With pictures left out, set down every record word for word.

**Records for processing:**
- - - - -

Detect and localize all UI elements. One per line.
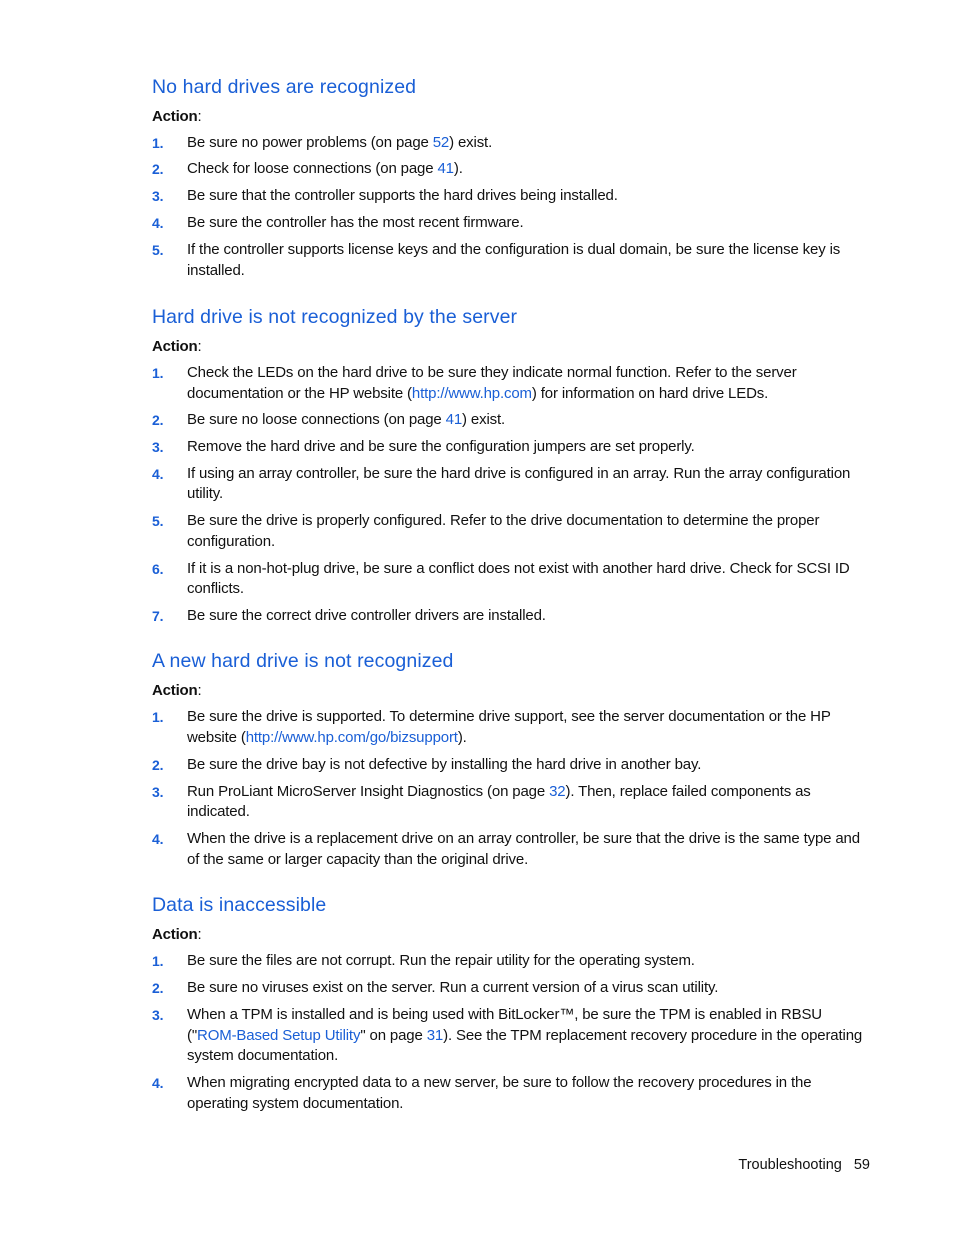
- cross-reference-link[interactable]: 31: [426, 1026, 444, 1044]
- cross-reference-link[interactable]: ROM-Based Setup Utility: [197, 1026, 361, 1044]
- list-item-text: Be sure the drive is supported. To determine drive support, see the server documentation or the HP website (http://www.hp.com/go/bizsupport).: [187, 708, 831, 746]
- list-item-text: Check for loose connections (on page 41).: [187, 160, 463, 177]
- section-not-recognized-by-server: [152, 305, 874, 627]
- list-item: [152, 951, 874, 972]
- section-heading: Hard drive is not recognized by the server: [152, 306, 518, 328]
- cross-reference-link[interactable]: 32: [549, 782, 566, 800]
- section-heading: Data is inaccessible: [152, 894, 327, 916]
- list-item-number: 2.: [152, 411, 164, 428]
- action-label: Action:: [152, 108, 202, 125]
- list-item-text: When a TPM is installed and is being used with BitLocker™, be sure the TPM is enabled in RBSU ("ROM-Based Setup Utility" on page 31). See the TPM replacement recovery procedure in the operating system documentation.: [187, 1006, 863, 1064]
- list-item-text: Be sure no loose connections (on page 41) exist.: [187, 410, 506, 428]
- list-item: [152, 159, 874, 180]
- list-item: [152, 978, 874, 999]
- list-item-text: If the controller supports license keys and the configuration is dual domain, be sure the license key is installed.: [187, 241, 841, 279]
- list-item: [152, 213, 874, 234]
- list-item-text: Be sure the drive bay is not defective by installing the hard drive in another bay.: [187, 755, 702, 773]
- list-item-number: 4.: [152, 215, 164, 231]
- list-item: [152, 511, 874, 552]
- footer-page-number: 59: [853, 1157, 870, 1173]
- list-item-number: 3.: [152, 783, 164, 800]
- list-item: [152, 755, 874, 776]
- list-item-number: 1.: [152, 135, 164, 151]
- list-item: [152, 606, 874, 627]
- list-item-text: Be sure no power problems (on page 52) exist.: [187, 134, 493, 151]
- action-label: Action:: [152, 682, 202, 699]
- list-item-number: 3.: [152, 438, 164, 455]
- action-label: Action:: [152, 338, 202, 355]
- list-item-number: 6.: [152, 560, 164, 577]
- section-new-drive-not-recognized: [152, 649, 874, 870]
- list-item-text: Remove the hard drive and be sure the configuration jumpers are set properly.: [187, 437, 695, 455]
- cross-reference-link[interactable]: 52: [432, 134, 450, 151]
- list-item-number: 5.: [152, 513, 164, 529]
- list-item: [152, 1005, 874, 1067]
- steps-list: [152, 707, 874, 870]
- list-item-number: 1.: [152, 709, 164, 725]
- cross-reference-link[interactable]: http://www.hp.com: [411, 384, 532, 402]
- section-heading: A new hard drive is not recognized: [152, 650, 454, 672]
- list-item-number: 3.: [152, 1007, 164, 1023]
- list-item-number: 1.: [152, 365, 164, 381]
- list-item-number: 2.: [152, 756, 164, 773]
- list-item-text: Be sure the controller has the most recent firmware.: [187, 214, 524, 231]
- list-item: [152, 240, 874, 281]
- list-item: [152, 186, 874, 207]
- list-item-number: 2.: [152, 980, 164, 996]
- section-heading: No hard drives are recognized: [152, 76, 417, 98]
- cross-reference-link[interactable]: 41: [445, 410, 463, 428]
- list-item-number: 2.: [152, 161, 164, 177]
- list-item-number: 4.: [152, 831, 164, 847]
- list-item: [152, 559, 874, 600]
- action-label: Action:: [152, 926, 202, 943]
- list-item-text: Run ProLiant MicroServer Insight Diagnostics (on page 32). Then, replace failed components as indicated.: [187, 782, 811, 820]
- footer-chapter: Troubleshooting: [738, 1157, 842, 1173]
- list-item-text: When migrating encrypted data to a new server, be sure to follow the recovery procedures in the operating system documentation.: [187, 1074, 812, 1112]
- list-item: [152, 782, 874, 823]
- list-item: [152, 829, 874, 870]
- list-item-text: Check the LEDs on the hard drive to be sure they indicate normal function. Refer to the server documentation or the HP website (http://www.hp.com) for information on hard drive LEDs.: [187, 364, 797, 402]
- list-item: [152, 1073, 874, 1114]
- list-item: [152, 410, 874, 431]
- cross-reference-link[interactable]: 41: [437, 160, 454, 177]
- list-item: [152, 464, 874, 505]
- steps-list: [152, 951, 874, 1114]
- list-item-number: 4.: [152, 1075, 164, 1091]
- list-item-text: If using an array controller, be sure the hard drive is configured in an array. Run the array configuration utility.: [187, 464, 851, 502]
- list-item-number: 5.: [152, 242, 164, 258]
- list-item-text: Be sure no viruses exist on the server. Run a current version of a virus scan utility.: [187, 979, 719, 996]
- list-item: [152, 437, 874, 458]
- page-footer: [738, 1157, 870, 1173]
- section-data-inaccessible: [152, 893, 874, 1114]
- steps-list: [152, 363, 874, 627]
- list-item-number: 3.: [152, 188, 164, 204]
- list-item-text: Be sure the drive is properly configured. Refer to the drive documentation to determine the proper configuration.: [187, 512, 820, 550]
- section-no-hard-drives: [152, 75, 874, 281]
- list-item-text: When the drive is a replacement drive on an array controller, be sure that the drive is the same type and of the same or larger capacity than the original drive.: [187, 830, 860, 868]
- list-item-number: 1.: [152, 953, 164, 969]
- list-item-text: Be sure the correct drive controller drivers are installed.: [187, 607, 546, 624]
- list-item-number: 4.: [152, 465, 164, 482]
- list-item: [152, 707, 874, 748]
- list-item-text: Be sure the files are not corrupt. Run the repair utility for the operating system.: [187, 952, 695, 969]
- list-item: [152, 133, 874, 154]
- list-item: [152, 363, 874, 404]
- list-item-number: 7.: [152, 608, 164, 624]
- list-item-text: Be sure that the controller supports the hard drives being installed.: [187, 187, 618, 204]
- cross-reference-link[interactable]: http://www.hp.com/go/bizsupport: [245, 728, 458, 746]
- steps-list: [152, 133, 874, 281]
- list-item-text: If it is a non-hot-plug drive, be sure a conflict does not exist with another hard drive. Check for SCSI ID conflicts.: [187, 559, 850, 597]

- - - - -

**Result of this task:**
Detect and localize all UI elements. One per line.
- cross-reference-link[interactable]: 31: [426, 1026, 444, 1044]
- cross-reference-link[interactable]: ROM-Based Setup Utility: [197, 1026, 361, 1044]
- list-item-text: Be sure the drive is supported. To determine drive support, see the server documentation or the HP website (http://www.hp.com/go/bizsupport).: [187, 708, 831, 746]
- list-item-text: Check for loose connections (on page 41).: [187, 160, 463, 177]
- section-not-recognized-by-server: [152, 305, 874, 627]
- list-item: [152, 951, 874, 972]
- section-heading: Hard drive is not recognized by the server: [152, 306, 518, 328]
- cross-reference-link[interactable]: 32: [549, 782, 566, 800]
- section-heading: Data is inaccessible: [152, 894, 327, 916]
- list-item-number: 2.: [152, 411, 164, 428]
- action-label: Action:: [152, 108, 202, 125]
- list-item-text: When a TPM is installed and is being used with BitLocker™, be sure the TPM is enabled in RBSU ("ROM-Based Setup Utility" on page 31). See the TPM replacement recovery procedure in the operating system documentation.: [187, 1006, 863, 1064]
- list-item-text: Be sure no loose connections (on page 41) exist.: [187, 410, 506, 428]
- list-item: [152, 159, 874, 180]
- list-item: [152, 978, 874, 999]
- list-item-text: If the controller supports license keys and the configuration is dual domain, be sure the license key is installed.: [187, 241, 841, 279]
- list-item: [152, 213, 874, 234]
- list-item-text: Be sure the drive bay is not defective by installing the hard drive in another bay.: [187, 755, 702, 773]
- list-item-number: 4.: [152, 215, 164, 231]
- list-item: [152, 511, 874, 552]
- footer-page-number: 59: [853, 1157, 870, 1173]
- list-item-number: 3.: [152, 783, 164, 800]
- list-item: [152, 755, 874, 776]
- list-item-number: 1.: [152, 135, 164, 151]
- list-item: [152, 606, 874, 627]
- list-item-text: Be sure no power problems (on page 52) exist.: [187, 134, 493, 151]
- action-label: Action:: [152, 682, 202, 699]
- list-item-number: 3.: [152, 438, 164, 455]
- action-label: Action:: [152, 338, 202, 355]
- list-item-number: 6.: [152, 560, 164, 577]
- section-new-drive-not-recognized: [152, 649, 874, 870]
- list-item-text: Remove the hard drive and be sure the configuration jumpers are set properly.: [187, 437, 695, 455]
- cross-reference-link[interactable]: 52: [432, 134, 450, 151]
- list-item-number: 5.: [152, 513, 164, 529]
- list-item: [152, 1005, 874, 1067]
- steps-list: [152, 707, 874, 870]
- list-item-number: 1.: [152, 709, 164, 725]
- cross-reference-link[interactable]: http://www.hp.com: [411, 384, 532, 402]
- section-heading: A new hard drive is not recognized: [152, 650, 454, 672]
- list-item-number: 3.: [152, 1007, 164, 1023]
- list-item-number: 1.: [152, 365, 164, 381]
- list-item-number: 2.: [152, 756, 164, 773]
- list-item-text: Be sure the controller has the most recent firmware.: [187, 214, 524, 231]
- list-item: [152, 240, 874, 281]
- list-item: [152, 186, 874, 207]
- list-item-number: 2.: [152, 980, 164, 996]
- section-heading: No hard drives are recognized: [152, 76, 417, 98]
- cross-reference-link[interactable]: 41: [445, 410, 463, 428]
- list-item-number: 2.: [152, 161, 164, 177]
- list-item-number: 4.: [152, 831, 164, 847]
- list-item: [152, 559, 874, 600]
- action-label: Action:: [152, 926, 202, 943]
- list-item-text: Run ProLiant MicroServer Insight Diagnostics (on page 32). Then, replace failed components as indicated.: [187, 782, 811, 820]
- footer-chapter: Troubleshooting: [738, 1157, 842, 1173]
- list-item-text: When migrating encrypted data to a new server, be sure to follow the recovery procedures in the operating system documentation.: [187, 1074, 812, 1112]
- list-item: [152, 782, 874, 823]
- list-item: [152, 829, 874, 870]
- list-item-text: Check the LEDs on the hard drive to be sure they indicate normal function. Refer to the server documentation or the HP website (http://www.hp.com) for information on hard drive LEDs.: [187, 364, 797, 402]
- list-item: [152, 1073, 874, 1114]
- list-item: [152, 410, 874, 431]
- cross-reference-link[interactable]: 41: [437, 160, 454, 177]
- list-item: [152, 464, 874, 505]
- steps-list: [152, 951, 874, 1114]
- list-item-number: 4.: [152, 1075, 164, 1091]
- list-item-text: If using an array controller, be sure the hard drive is configured in an array. Run the array configuration utility.: [187, 464, 851, 502]
- list-item-number: 5.: [152, 242, 164, 258]
- list-item-text: Be sure no viruses exist on the server. Run a current version of a virus scan utility.: [187, 979, 719, 996]
- list-item: [152, 437, 874, 458]
- page-footer: [738, 1157, 870, 1173]
- section-data-inaccessible: [152, 893, 874, 1114]
- steps-list: [152, 363, 874, 627]
- list-item-number: 3.: [152, 188, 164, 204]
- list-item-text: Be sure the drive is properly configured. Refer to the drive documentation to determine the proper configuration.: [187, 512, 820, 550]
- section-no-hard-drives: [152, 75, 874, 281]
- list-item-text: When the drive is a replacement drive on an array controller, be sure that the drive is the same type and of the same or larger capacity than the original drive.: [187, 830, 860, 868]
- list-item-number: 1.: [152, 953, 164, 969]
- list-item-text: Be sure the correct drive controller drivers are installed.: [187, 607, 546, 624]
- list-item-number: 4.: [152, 465, 164, 482]
- list-item: [152, 707, 874, 748]
- list-item-text: Be sure the files are not corrupt. Run the repair utility for the operating system.: [187, 952, 695, 969]
- list-item: [152, 133, 874, 154]
- list-item: [152, 363, 874, 404]
- list-item-number: 7.: [152, 608, 164, 624]
- list-item-text: Be sure that the controller supports the hard drives being installed.: [187, 187, 618, 204]
- cross-reference-link[interactable]: http://www.hp.com/go/bizsupport: [245, 728, 458, 746]
- steps-list: [152, 133, 874, 281]
- list-item-text: If it is a non-hot-plug drive, be sure a conflict does not exist with another hard drive. Check for SCSI ID conflicts.: [187, 559, 850, 597]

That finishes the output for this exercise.